**Exercise task**
Count every line in the entries that contains "blue". Report that count alone.

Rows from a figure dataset
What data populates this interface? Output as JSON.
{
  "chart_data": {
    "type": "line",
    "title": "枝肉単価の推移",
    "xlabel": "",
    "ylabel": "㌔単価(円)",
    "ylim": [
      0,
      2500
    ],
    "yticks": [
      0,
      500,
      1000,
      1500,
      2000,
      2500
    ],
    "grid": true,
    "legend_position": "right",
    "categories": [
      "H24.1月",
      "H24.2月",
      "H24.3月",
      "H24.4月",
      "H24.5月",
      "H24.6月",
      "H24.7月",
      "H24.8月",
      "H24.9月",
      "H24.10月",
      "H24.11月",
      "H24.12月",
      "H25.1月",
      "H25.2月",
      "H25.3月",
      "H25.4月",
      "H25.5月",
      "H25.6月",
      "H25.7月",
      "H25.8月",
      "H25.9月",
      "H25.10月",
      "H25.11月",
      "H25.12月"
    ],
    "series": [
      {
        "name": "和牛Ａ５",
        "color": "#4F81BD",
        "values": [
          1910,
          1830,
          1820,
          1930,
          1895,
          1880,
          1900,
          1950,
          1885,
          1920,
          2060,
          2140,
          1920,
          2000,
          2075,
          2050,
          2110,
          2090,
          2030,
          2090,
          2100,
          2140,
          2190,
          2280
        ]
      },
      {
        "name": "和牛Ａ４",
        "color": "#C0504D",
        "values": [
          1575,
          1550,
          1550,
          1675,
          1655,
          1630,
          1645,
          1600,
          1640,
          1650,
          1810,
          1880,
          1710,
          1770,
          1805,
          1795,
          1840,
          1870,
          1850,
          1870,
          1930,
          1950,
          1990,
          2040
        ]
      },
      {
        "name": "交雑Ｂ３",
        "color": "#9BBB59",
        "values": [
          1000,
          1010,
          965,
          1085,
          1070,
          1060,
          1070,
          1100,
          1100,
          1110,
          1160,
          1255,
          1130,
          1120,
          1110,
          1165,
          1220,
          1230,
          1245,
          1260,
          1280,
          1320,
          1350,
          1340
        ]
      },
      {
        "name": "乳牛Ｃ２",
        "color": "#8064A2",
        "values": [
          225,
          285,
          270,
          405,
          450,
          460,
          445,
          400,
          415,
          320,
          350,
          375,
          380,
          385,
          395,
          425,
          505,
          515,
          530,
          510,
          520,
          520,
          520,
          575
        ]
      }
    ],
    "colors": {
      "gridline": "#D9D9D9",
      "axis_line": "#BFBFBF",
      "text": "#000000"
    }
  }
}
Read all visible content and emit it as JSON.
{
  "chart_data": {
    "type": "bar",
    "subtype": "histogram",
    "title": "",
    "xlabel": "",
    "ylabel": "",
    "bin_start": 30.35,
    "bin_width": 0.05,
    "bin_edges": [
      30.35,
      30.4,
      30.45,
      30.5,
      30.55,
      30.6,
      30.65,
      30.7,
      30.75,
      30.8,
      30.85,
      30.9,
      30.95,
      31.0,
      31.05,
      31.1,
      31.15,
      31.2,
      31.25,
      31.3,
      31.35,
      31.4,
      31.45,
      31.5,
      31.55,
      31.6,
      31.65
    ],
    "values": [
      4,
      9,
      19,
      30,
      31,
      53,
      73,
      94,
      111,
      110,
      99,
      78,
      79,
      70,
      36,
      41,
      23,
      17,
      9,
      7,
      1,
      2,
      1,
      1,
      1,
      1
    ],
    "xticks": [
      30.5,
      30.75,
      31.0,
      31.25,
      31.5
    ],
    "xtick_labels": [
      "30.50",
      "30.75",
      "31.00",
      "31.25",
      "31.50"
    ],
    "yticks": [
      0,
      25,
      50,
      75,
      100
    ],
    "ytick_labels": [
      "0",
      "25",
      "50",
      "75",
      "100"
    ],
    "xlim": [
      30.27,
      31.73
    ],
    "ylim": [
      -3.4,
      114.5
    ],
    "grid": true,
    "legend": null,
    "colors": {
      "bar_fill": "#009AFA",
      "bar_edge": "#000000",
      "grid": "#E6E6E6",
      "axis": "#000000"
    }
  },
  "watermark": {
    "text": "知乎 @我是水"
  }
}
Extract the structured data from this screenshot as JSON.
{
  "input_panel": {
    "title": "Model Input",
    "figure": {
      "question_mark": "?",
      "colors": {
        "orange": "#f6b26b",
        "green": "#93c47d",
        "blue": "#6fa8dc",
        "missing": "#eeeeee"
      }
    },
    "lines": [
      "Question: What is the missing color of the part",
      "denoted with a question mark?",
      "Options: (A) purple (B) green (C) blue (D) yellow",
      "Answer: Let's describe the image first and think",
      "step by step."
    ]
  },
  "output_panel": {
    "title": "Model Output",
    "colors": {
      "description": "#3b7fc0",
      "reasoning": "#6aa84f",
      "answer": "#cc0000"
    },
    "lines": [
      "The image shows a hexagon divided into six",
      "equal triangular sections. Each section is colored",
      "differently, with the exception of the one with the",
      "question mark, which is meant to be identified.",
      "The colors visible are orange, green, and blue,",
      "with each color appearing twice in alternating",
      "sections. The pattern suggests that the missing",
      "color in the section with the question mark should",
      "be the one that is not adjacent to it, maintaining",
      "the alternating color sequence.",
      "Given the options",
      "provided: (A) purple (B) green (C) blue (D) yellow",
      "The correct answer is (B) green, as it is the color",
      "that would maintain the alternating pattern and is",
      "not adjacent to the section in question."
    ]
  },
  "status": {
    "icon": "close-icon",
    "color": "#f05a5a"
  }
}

**Exercise response**
4